Description of the task >> Tally the lines in the records underneath that contain the string "буев", and state the figure by itself.

Data provided >>
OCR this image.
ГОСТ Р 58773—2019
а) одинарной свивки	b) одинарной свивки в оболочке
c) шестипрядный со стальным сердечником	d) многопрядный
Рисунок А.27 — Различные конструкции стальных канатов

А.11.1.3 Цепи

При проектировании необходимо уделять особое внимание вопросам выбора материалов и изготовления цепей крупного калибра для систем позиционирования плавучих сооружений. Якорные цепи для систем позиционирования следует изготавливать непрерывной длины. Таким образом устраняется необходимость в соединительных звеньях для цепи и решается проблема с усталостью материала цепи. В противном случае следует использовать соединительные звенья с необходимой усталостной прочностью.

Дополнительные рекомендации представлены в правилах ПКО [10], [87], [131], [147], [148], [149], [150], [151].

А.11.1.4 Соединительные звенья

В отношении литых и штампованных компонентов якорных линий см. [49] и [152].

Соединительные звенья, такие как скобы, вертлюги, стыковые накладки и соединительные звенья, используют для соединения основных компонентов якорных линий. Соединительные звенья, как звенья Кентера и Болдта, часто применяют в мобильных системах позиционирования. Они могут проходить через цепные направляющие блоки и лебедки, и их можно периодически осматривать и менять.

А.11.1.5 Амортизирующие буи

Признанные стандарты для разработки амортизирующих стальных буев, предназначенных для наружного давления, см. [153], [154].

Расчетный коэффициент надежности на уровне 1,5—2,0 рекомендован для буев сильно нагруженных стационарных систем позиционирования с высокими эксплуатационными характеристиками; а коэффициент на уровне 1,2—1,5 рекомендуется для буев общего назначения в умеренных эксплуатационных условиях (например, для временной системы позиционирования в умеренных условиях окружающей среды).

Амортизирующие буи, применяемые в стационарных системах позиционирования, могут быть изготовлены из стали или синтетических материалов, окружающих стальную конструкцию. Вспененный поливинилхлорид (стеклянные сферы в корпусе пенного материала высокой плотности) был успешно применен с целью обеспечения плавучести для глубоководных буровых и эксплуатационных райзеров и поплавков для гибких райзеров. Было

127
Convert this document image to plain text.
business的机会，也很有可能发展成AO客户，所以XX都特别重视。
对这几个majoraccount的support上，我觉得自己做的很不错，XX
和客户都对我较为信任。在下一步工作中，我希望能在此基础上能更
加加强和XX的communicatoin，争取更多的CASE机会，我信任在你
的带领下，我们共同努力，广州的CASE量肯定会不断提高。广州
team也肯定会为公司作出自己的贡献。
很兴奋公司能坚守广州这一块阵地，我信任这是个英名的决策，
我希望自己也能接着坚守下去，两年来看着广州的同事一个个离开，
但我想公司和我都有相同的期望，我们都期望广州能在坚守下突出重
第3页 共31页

Result >> 2